### Directions:
Transcribe all the records exactly and omit any images they hold.

### Stored records:
-*-*-
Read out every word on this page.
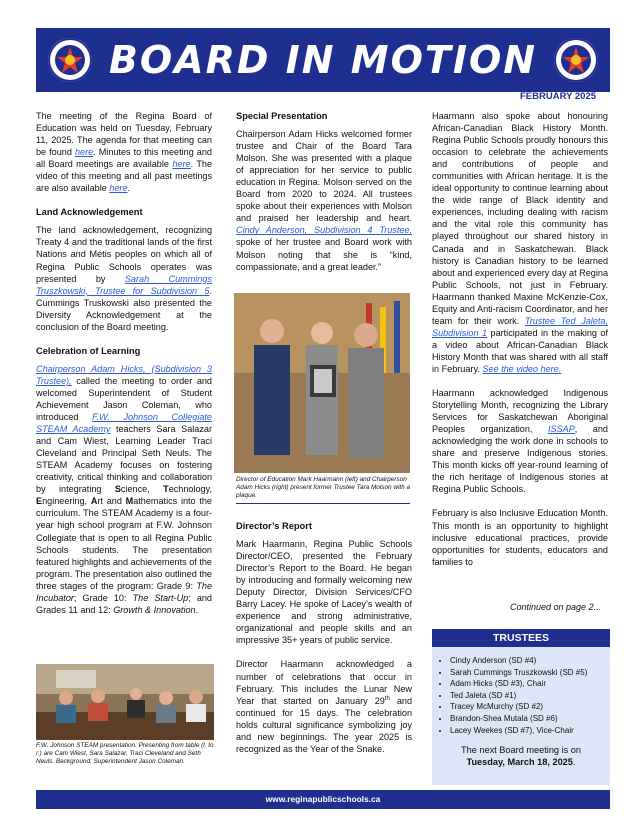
BOARD IN MOTION
FEBRUARY 2025

The meeting of the Regina Board of Education was held on Tuesday, February 11, 2025. The agenda for that meeting can be found here. Minutes to this meeting and all Board meetings are available here. The video of this meeting and all past meetings are also available here.

Land Acknowledgement

The land acknowledgement, recognizing Treaty 4 and the traditional lands of the first Nations and Métis peoples on which all of Regina Public Schools operates was presented by Sarah Cummings Truszkowski, Trustee for Subdivision 5. Cummings Truskowski also presented the Diversity Acknowledgement at the conclusion of the Board meeting.

Celebration of Learning

Chairperson Adam Hicks, (Subdivision 3 Trustee), called the meeting to order and welcomed Superintendent of Student Achievement Jason Coleman, who introduced F.W. Johnson Collegiate STEAM Academy teachers Sara Salazar and Cam Wiest, Learning Leader Traci Cleveland and Principal Seth Neuls. The STEAM Academy focuses on fostering creativity, critical thinking and collaboration by integrating Science, Technology, Engineering, Art and Mathematics into the curriculum. The STEAM Academy is a four-year high school program at F.W. Johnson Collegiate that is open to all Regina Public Schools students. The presentation featured highlights and achievements of the program. The presentation also outlined the three stages of the program: Grade 9: The Incubator; Grade 10: The Start-Up; and Grades 11 and 12: Growth & Innovation.

F.W. Johnson STEAM presentation. Presenting from table (l. to r.) are Cam Wiest, Sara Salazar, Traci Cleveland and Seth Neuls. Background: Superintendent Jason Coleman.
Special Presentation

Chairperson Adam Hicks welcomed former trustee and Chair of the Board Tara Molson. She was presented with a plaque of appreciation for her service to public education in Regina. Molson served on the Board from 2020 to 2024. All trustees spoke about their experiences with Molson and praised her leadership and heart. Cindy Anderson, Subdivision 4 Trustee, spoke of her trustee and Board work with Molson noting that she is “kind, compassionate, and a great leader.”

Director of Education Mark Haarmann (left) and Chairperson Adam Hicks (right) present former Trustee Tara Molson with a plaque.
Director’s Report

Mark Haarmann, Regina Public Schools Director/CEO, presented the February Director’s Report to the Board. He began by introducing and formally welcoming new Deputy Director, Division Services/CFO Barry Lacey. He spoke of Lacey’s wealth of experience and strong administrative, organizational and people skills and an impressive 35+ years of public service.

Director Haarmann acknowledged a number of celebrations that occur in February. This includes the Lunar New Year that started on January 29th and continued for 15 days. The celebration holds cultural significance symbolizing joy and new beginnings. The year 2025 is recognized as the Year of the Snake.

Haarmann also spoke about honouring African-Canadian Black History Month. Regina Public Schools proudly honours this occasion to celebrate the achievements and contributions of people and communities with African heritage. It is the ideal opportunity to continue learning about the wide range of Black identity and experiences, including dealing with racism and the vital role this community has played throughout our shared history in Canada and in Saskatchewan. Black history is Canadian history to be learned about and experienced every day at Regina Public Schools, not just in February. Haarmann thanked Maxine McKenzie-Cox, Equity and Anti-racism Coordinator, and her team for their work. Trustee Ted Jaleta, Subdivision 1 participated in the making of a video about African-Canadian Black History Month that was shared with all staff in February. See the video here.

Haarmann acknowledged Indigenous Storytelling Month, recognizing the Library Services for Saskatchewan Aboriginal Peoples organization, ISSAP, and acknowledging the work done in schools to share and preserve Indigenous stories. This month kicks off year-round learning of the rich heritage of Indigenous stories at Regina Public Schools.

February is also Inclusive Education Month. This month is an opportunity to highlight inclusive educational practices, provide opportunities for students, educators and families to

Continued on page 2...
TRUSTEES
• Cindy Anderson (SD #4)
• Sarah Cummings Truszkowski (SD #5)
• Adam Hicks (SD #3), Chair
• Ted Jaleta (SD #1)
• Tracey McMurchy (SD #2)
• Brandon-Shea Mutala (SD #6)
• Lacey Weekes (SD #7), Vice-Chair
The next Board meeting is on
Tuesday, March 18, 2025.
www.reginapublicschools.ca
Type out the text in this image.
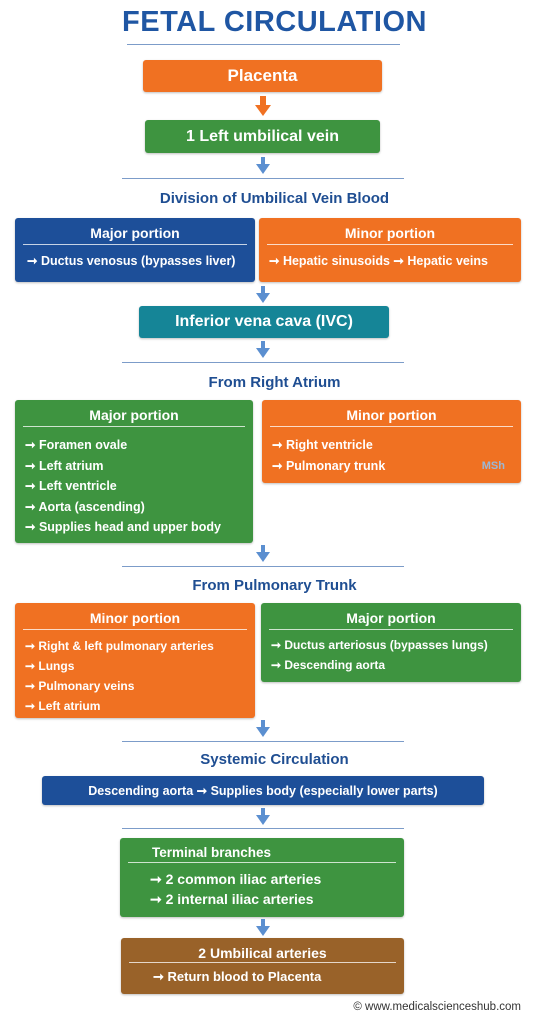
FETAL CIRCULATION
Placenta
1 Left umbilical vein
Division of Umbilical Vein Blood
Major portion
➞ Ductus venosus (bypasses liver)
Minor portion
➞ Hepatic sinusoids ➞ Hepatic veins
Inferior vena cava (IVC)
From Right Atrium
Major portion
➞ Foramen ovale
➞ Left atrium
➞ Left ventricle
➞ Aorta (ascending)
➞ Supplies head and upper body
Minor portion
➞ Right ventricle
➞ Pulmonary trunk	MSh
From Pulmonary Trunk
Minor portion
➞ Right & left pulmonary arteries
➞ Lungs
➞ Pulmonary veins
➞ Left atrium
Major portion
➞ Ductus arteriosus (bypasses lungs)
➞ Descending aorta
Systemic Circulation
Descending aorta ➞ Supplies body (especially lower parts)
Terminal branches
➞ 2 common iliac arteries
➞ 2 internal iliac arteries
2 Umbilical arteries
➞ Return blood to Placenta
© www.medicalscienceshub.com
-*-*-
### Solution to the problem:
Read out every word on this page.
BOARD IN MOTION
FEBRUARY 2025

The meeting of the Regina Board of Education was held on Tuesday, February 11, 2025. The agenda for that meeting can be found here. Minutes to this meeting and all Board meetings are available here. The video of this meeting and all past meetings are also available here.

Land Acknowledgement

The land acknowledgement, recognizing Treaty 4 and the traditional lands of the first Nations and Métis peoples on which all of Regina Public Schools operates was presented by Sarah Cummings Truszkowski, Trustee for Subdivision 5. Cummings Truskowski also presented the Diversity Acknowledgement at the conclusion of the Board meeting.

Celebration of Learning

Chairperson Adam Hicks, (Subdivision 3 Trustee), called the meeting to order and welcomed Superintendent of Student Achievement Jason Coleman, who introduced F.W. Johnson Collegiate STEAM Academy teachers Sara Salazar and Cam Wiest, Learning Leader Traci Cleveland and Principal Seth Neuls. The STEAM Academy focuses on fostering creativity, critical thinking and collaboration by integrating Science, Technology, Engineering, Art and Mathematics into the curriculum. The STEAM Academy is a four-year high school program at F.W. Johnson Collegiate that is open to all Regina Public Schools students. The presentation featured highlights and achievements of the program. The presentation also outlined the three stages of the program: Grade 9: The Incubator; Grade 10: The Start-Up; and Grades 11 and 12: Growth & Innovation.

F.W. Johnson STEAM presentation. Presenting from table (l. to r.) are Cam Wiest, Sara Salazar, Traci Cleveland and Seth Neuls. Background: Superintendent Jason Coleman.
Special Presentation

Chairperson Adam Hicks welcomed former trustee and Chair of the Board Tara Molson. She was presented with a plaque of appreciation for her service to public education in Regina. Molson served on the Board from 2020 to 2024. All trustees spoke about their experiences with Molson and praised her leadership and heart. Cindy Anderson, Subdivision 4 Trustee, spoke of her trustee and Board work with Molson noting that she is “kind, compassionate, and a great leader.”

Director of Education Mark Haarmann (left) and Chairperson Adam Hicks (right) present former Trustee Tara Molson with a plaque.
Director’s Report

Mark Haarmann, Regina Public Schools Director/CEO, presented the February Director’s Report to the Board. He began by introducing and formally welcoming new Deputy Director, Division Services/CFO Barry Lacey. He spoke of Lacey’s wealth of experience and strong administrative, organizational and people skills and an impressive 35+ years of public service.

Director Haarmann acknowledged a number of celebrations that occur in February. This includes the Lunar New Year that started on January 29th and continued for 15 days. The celebration holds cultural significance symbolizing joy and new beginnings. The year 2025 is recognized as the Year of the Snake.

Haarmann also spoke about honouring African-Canadian Black History Month. Regina Public Schools proudly honours this occasion to celebrate the achievements and contributions of people and communities with African heritage. It is the ideal opportunity to continue learning about the wide range of Black identity and experiences, including dealing with racism and the vital role this community has played throughout our shared history in Canada and in Saskatchewan. Black history is Canadian history to be learned about and experienced every day at Regina Public Schools, not just in February. Haarmann thanked Maxine McKenzie-Cox, Equity and Anti-racism Coordinator, and her team for their work. Trustee Ted Jaleta, Subdivision 1 participated in the making of a video about African-Canadian Black History Month that was shared with all staff in February. See the video here.

Haarmann acknowledged Indigenous Storytelling Month, recognizing the Library Services for Saskatchewan Aboriginal Peoples organization, ISSAP, and acknowledging the work done in schools to share and preserve Indigenous stories. This month kicks off year-round learning of the rich heritage of Indigenous stories at Regina Public Schools.

February is also Inclusive Education Month. This month is an opportunity to highlight inclusive educational practices, provide opportunities for students, educators and families to

Continued on page 2...
TRUSTEES
• Cindy Anderson (SD #4)
• Sarah Cummings Truszkowski (SD #5)
• Adam Hicks (SD #3), Chair
• Ted Jaleta (SD #1)
• Tracey McMurchy (SD #2)
• Brandon-Shea Mutala (SD #6)
• Lacey Weekes (SD #7), Vice-Chair
The next Board meeting is on
Tuesday, March 18, 2025.
www.reginapublicschools.ca
Type out the text in this image.
FETAL CIRCULATION
Placenta
1 Left umbilical vein
Division of Umbilical Vein Blood
Major portion
➞ Ductus venosus (bypasses liver)
Minor portion
➞ Hepatic sinusoids ➞ Hepatic veins
Inferior vena cava (IVC)
From Right Atrium
Major portion
➞ Foramen ovale
➞ Left atrium
➞ Left ventricle
➞ Aorta (ascending)
➞ Supplies head and upper body
Minor portion
➞ Right ventricle
➞ Pulmonary trunk	MSh
From Pulmonary Trunk
Minor portion
➞ Right & left pulmonary arteries
➞ Lungs
➞ Pulmonary veins
➞ Left atrium
Major portion
➞ Ductus arteriosus (bypasses lungs)
➞ Descending aorta
Systemic Circulation
Descending aorta ➞ Supplies body (especially lower parts)
Terminal branches
➞ 2 common iliac arteries
➞ 2 internal iliac arteries
2 Umbilical arteries
➞ Return blood to Placenta
© www.medicalscienceshub.com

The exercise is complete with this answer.